EXERCISE AIM: Take every line from the listing below that contains "werkt".

--- BEGIN ---

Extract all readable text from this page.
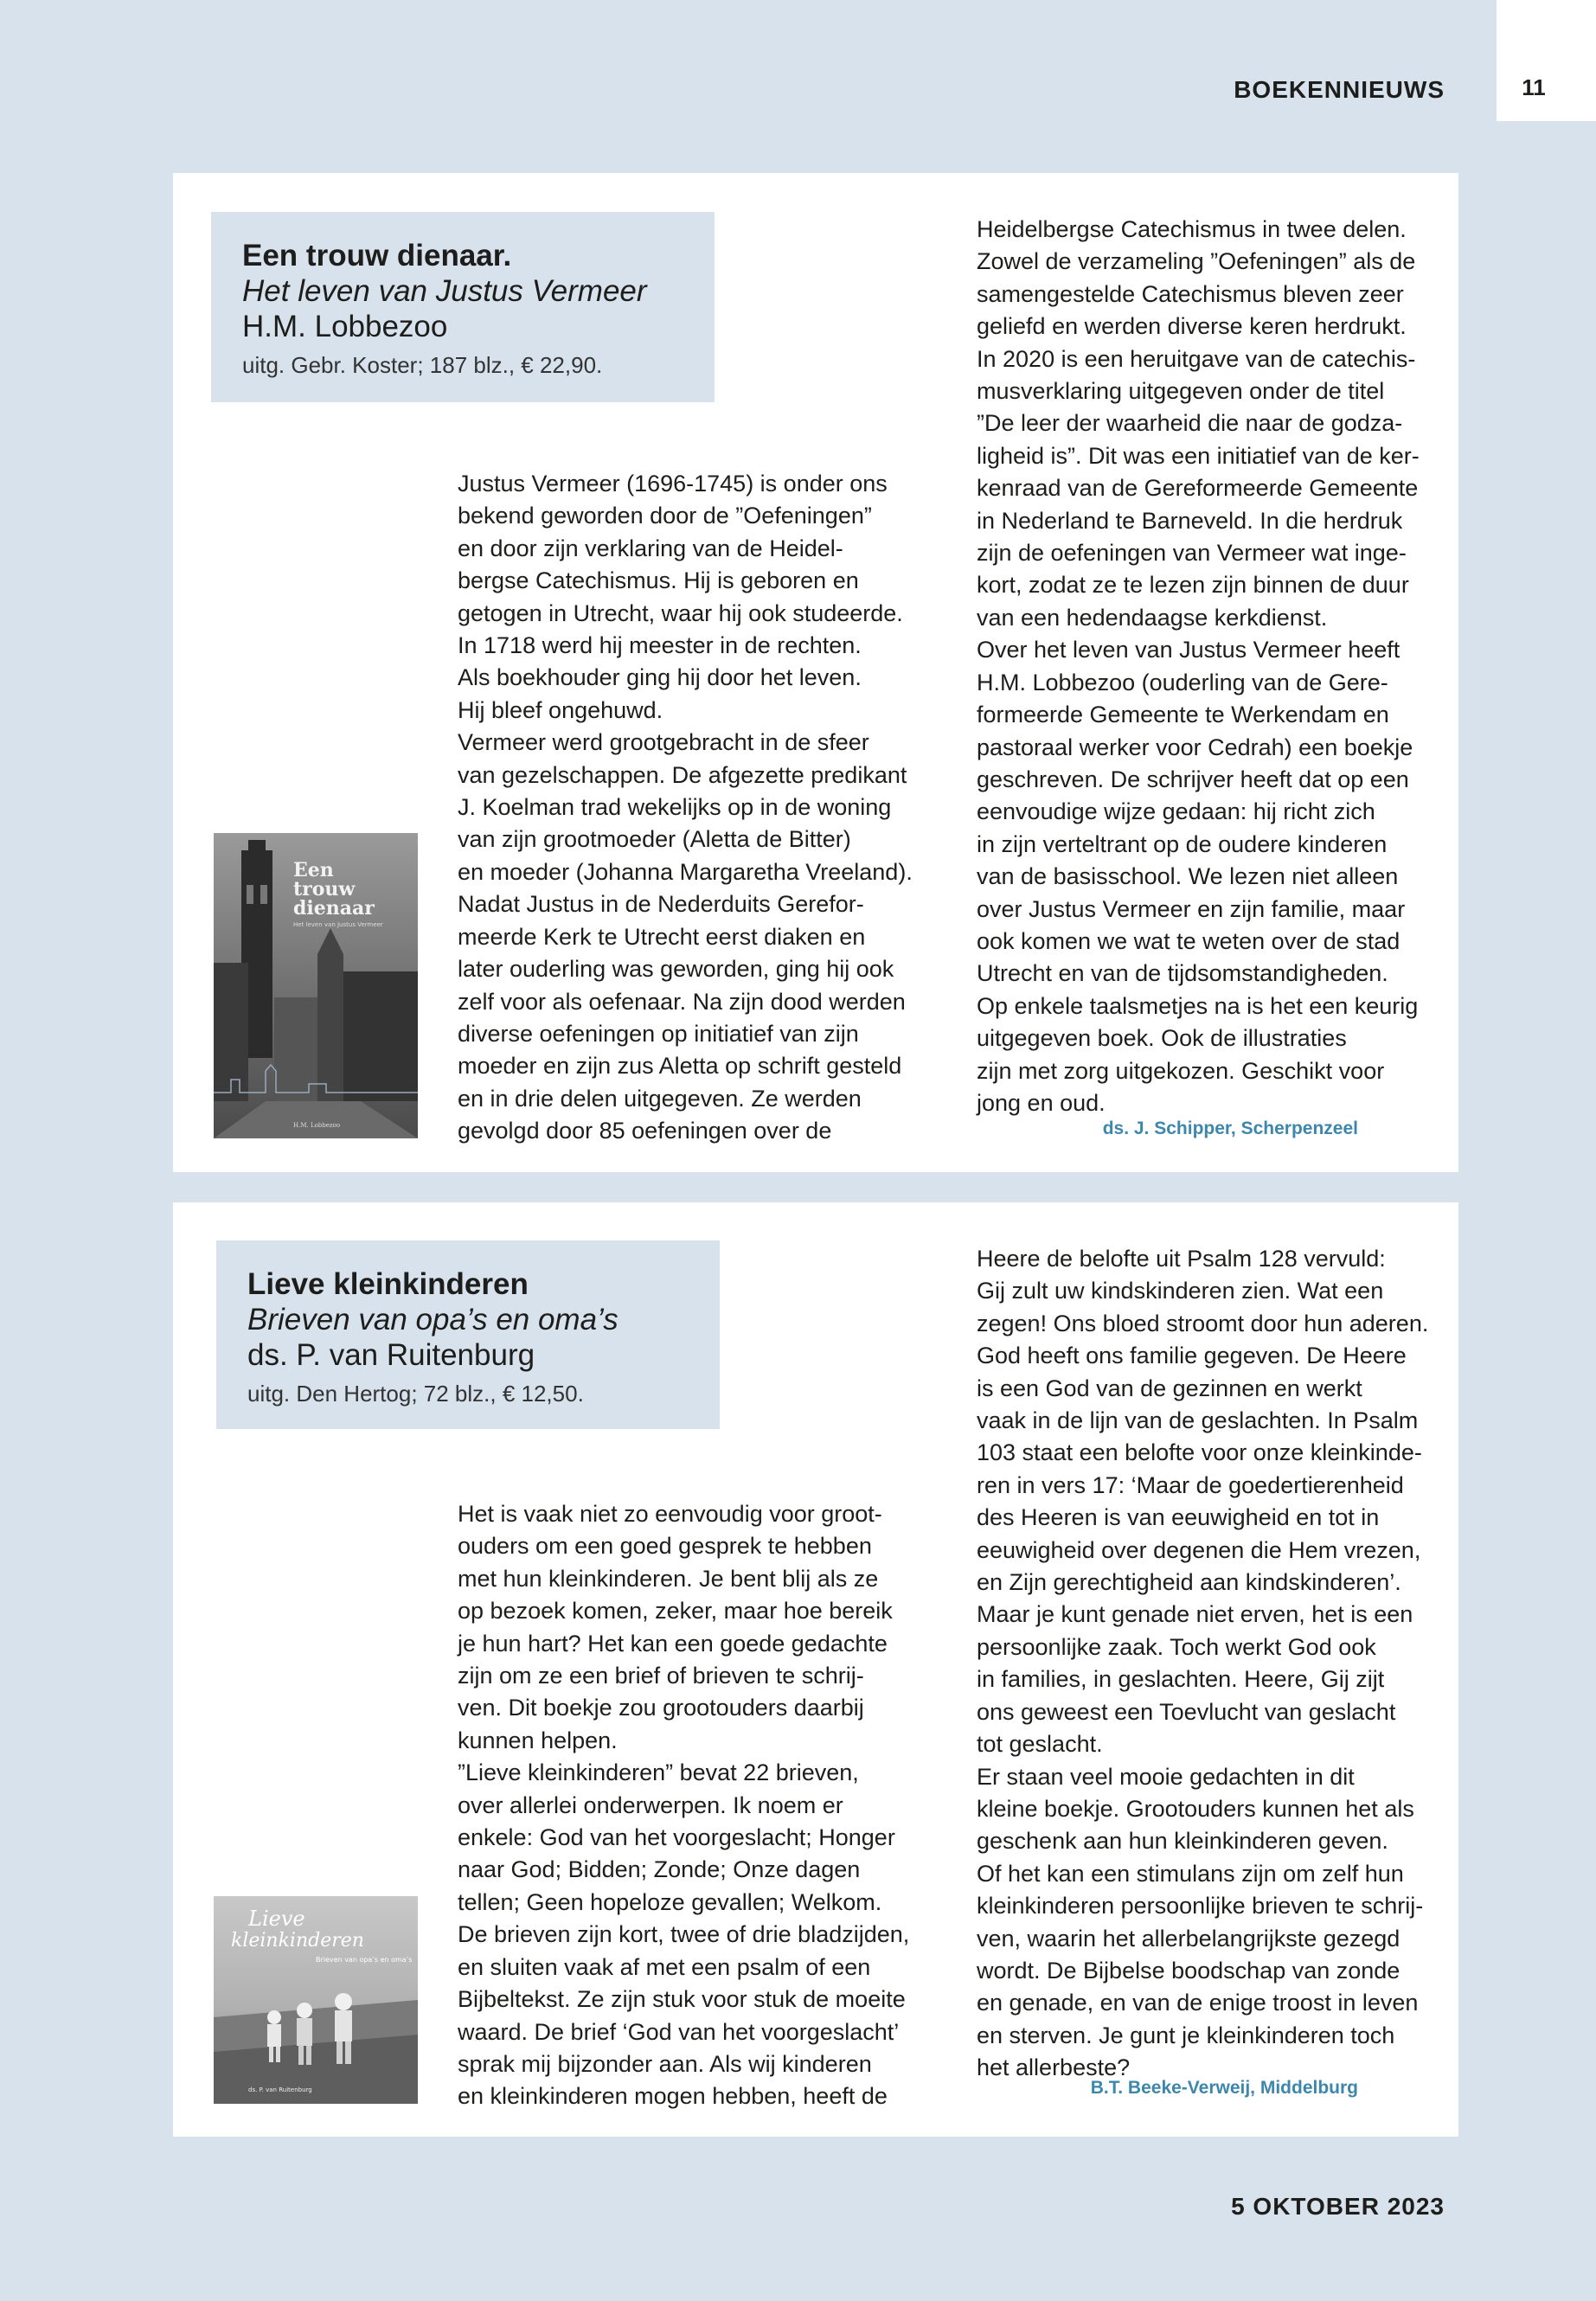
BOEKENNIEUWS	11
Een trouw dienaar.
Het leven van Justus Vermeer
H.M. Lobbezoo
uitg. Gebr. Koster; 187 blz., € 22,90.
Een
trouw
dienaar
Het leven van Justus Vermeer
H.M. Lobbezoo

Justus Vermeer (1696-1745) is onder ons

bekend geworden door de ”Oefeningen”

en door zijn verklaring van de Heidel-

bergse Catechismus. Hij is geboren en

getogen in Utrecht, waar hij ook studeerde.

In 1718 werd hij meester in de rechten.

Als boekhouder ging hij door het leven.

Hij bleef ongehuwd.

Vermeer werd grootgebracht in de sfeer

van gezelschappen. De afgezette predikant

J. Koelman trad wekelijks op in de woning

van zijn grootmoeder (Aletta de Bitter)

en moeder (Johanna Margaretha Vreeland).

Nadat Justus in de Nederduits Gerefor-

meerde Kerk te Utrecht eerst diaken en

later ouderling was geworden, ging hij ook

zelf voor als oefenaar. Na zijn dood werden

diverse oefeningen op initiatief van zijn

moeder en zijn zus Aletta op schrift gesteld

en in drie delen uitgegeven. Ze werden

gevolgd door 85 oefeningen over de

Heidelbergse Catechismus in twee delen.

Zowel de verzameling ”Oefeningen” als de

samengestelde Catechismus bleven zeer

geliefd en werden diverse keren herdrukt.

In 2020 is een heruitgave van de catechis-

musverklaring uitgegeven onder de titel

”De leer der waarheid die naar de godza-

ligheid is”. Dit was een initiatief van de ker-

kenraad van de Gereformeerde Gemeente

in Nederland te Barneveld. In die herdruk

zijn de oefeningen van Vermeer wat inge-

kort, zodat ze te lezen zijn binnen de duur

van een hedendaagse kerkdienst.

Over het leven van Justus Vermeer heeft

H.M. Lobbezoo (ouderling van de Gere-

formeerde Gemeente te Werkendam en

pastoraal werker voor Cedrah) een boekje

geschreven. De schrijver heeft dat op een

eenvoudige wijze gedaan: hij richt zich

in zijn verteltrant op de oudere kinderen

van de basisschool. We lezen niet alleen

over Justus Vermeer en zijn familie, maar

ook komen we wat te weten over de stad

Utrecht en van de tijdsomstandigheden.

Op enkele taalsmetjes na is het een keurig

uitgegeven boek. Ook de illustraties

zijn met zorg uitgekozen. Geschikt voor

jong en oud.

ds. J. Schipper, Scherpenzeel
Lieve kleinkinderen
Brieven van opa’s en oma’s
ds. P. van Ruitenburg
uitg. Den Hertog; 72 blz., € 12,50.
Lieve
kleinkinderen
Brieven van opa’s en oma’s
ds. P. van Ruitenburg

Het is vaak niet zo eenvoudig voor groot-

ouders om een goed gesprek te hebben

met hun kleinkinderen. Je bent blij als ze

op bezoek komen, zeker, maar hoe bereik

je hun hart? Het kan een goede gedachte

zijn om ze een brief of brieven te schrij-

ven. Dit boekje zou grootouders daarbij

kunnen helpen.

”Lieve kleinkinderen” bevat 22 brieven,

over allerlei onderwerpen. Ik noem er

enkele: God van het voorgeslacht; Honger

naar God; Bidden; Zonde; Onze dagen

tellen; Geen hopeloze gevallen; Welkom.

De brieven zijn kort, twee of drie bladzijden,

en sluiten vaak af met een psalm of een

Bijbeltekst. Ze zijn stuk voor stuk de moeite

waard. De brief ‘God van het voorgeslacht’

sprak mij bijzonder aan. Als wij kinderen

en kleinkinderen mogen hebben, heeft de

Heere de belofte uit Psalm 128 vervuld:

Gij zult uw kindskinderen zien. Wat een

zegen! Ons bloed stroomt door hun aderen.

God heeft ons familie gegeven. De Heere

is een God van de gezinnen en werkt

vaak in de lijn van de geslachten. In Psalm

103 staat een belofte voor onze kleinkinde-

ren in vers 17: ‘Maar de goedertierenheid

des Heeren is van eeuwigheid en tot in

eeuwigheid over degenen die Hem vrezen,

en Zijn gerechtigheid aan kindskinderen’.

Maar je kunt genade niet erven, het is een

persoonlijke zaak. Toch werkt God ook

in families, in geslachten. Heere, Gij zijt

ons geweest een Toevlucht van geslacht

tot geslacht.

Er staan veel mooie gedachten in dit

kleine boekje. Grootouders kunnen het als

geschenk aan hun kleinkinderen geven.

Of het kan een stimulans zijn om zelf hun

kleinkinderen persoonlijke brieven te schrij-

ven, waarin het allerbelangrijkste gezegd

wordt. De Bijbelse boodschap van zonde

en genade, en van de enige troost in leven

en sterven. Je gunt je kleinkinderen toch

het allerbeste?

B.T. Beeke-Verweij, Middelburg
5 OKTOBER 2023
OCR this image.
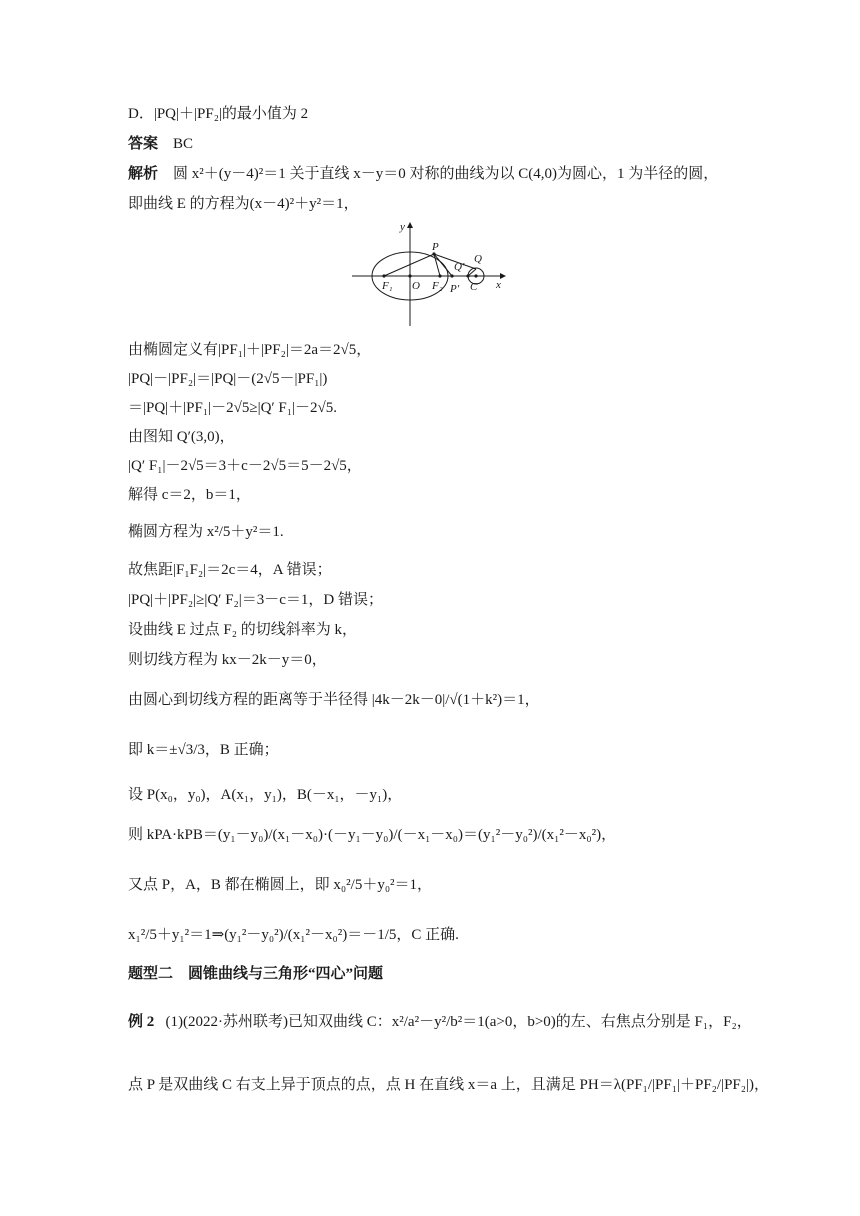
D．|PQ|＋|PF₂|的最小值为 2
答案 BC
解析 圆 x²＋(y－4)²＝1 关于直线 x－y＝0 对称的曲线为以 C(4,0)为圆心，1 为半径的圆，
即曲线 E 的方程为(x－4)²＋y²＝1，
y
x
P
Q
Q′
F₁ O F₂ P′ C
由椭圆定义有|PF₁|＋|PF₂|＝2a＝2√5，
|PQ|－|PF₂|＝|PQ|－(2√5－|PF₁|)
＝|PQ|＋|PF₁|－2√5≥|Q′ F₁|－2√5.
由图知 Q′(3,0)，
|Q′ F₁|－2√5＝3＋c－2√5＝5－2√5，
解得 c＝2，b＝1，
椭圆方程为 x²/5＋y²＝1.
故焦距|F₁F₂|＝2c＝4，A 错误；
|PQ|＋|PF₂|≥|Q′ F₂|＝3－c＝1，D 错误；
设曲线 E 过点 F₂ 的切线斜率为 k，
则切线方程为 kx－2k－y＝0，
由圆心到切线方程的距离等于半径得 |4k－2k－0|/√(1＋k²)＝1，
即 k＝±√3/3，B 正确；
设 P(x₀，y₀)，A(x₁，y₁)，B(－x₁，－y₁)，
则 kPA·kPB＝(y₁－y₀)/(x₁－x₀)·(－y₁－y₀)/(－x₁－x₀)＝(y₁²－y₀²)/(x₁²－x₀²)，
又点 P，A，B 都在椭圆上，即 x₀²/5＋y₀²＝1，
x₁²/5＋y₁²＝1⇒(y₁²－y₀²)/(x₁²－x₀²)＝－1/5，C 正确.
题型二　圆锥曲线与三角形“四心”问题
例 2 (1)(2022·苏州联考)已知双曲线 C：x²/a²－y²/b²＝1(a>0，b>0)的左、右焦点分别是 F₁，F₂，
点 P 是双曲线 C 右支上异于顶点的点，点 H 在直线 x＝a 上，且满足 PH＝λ(PF₁/|PF₁|＋PF₂/|PF₂|)，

--- END ---

TASK RESULT:
is een God van de gezinnen en werkt
persoonlijke zaak. Toch werkt God ook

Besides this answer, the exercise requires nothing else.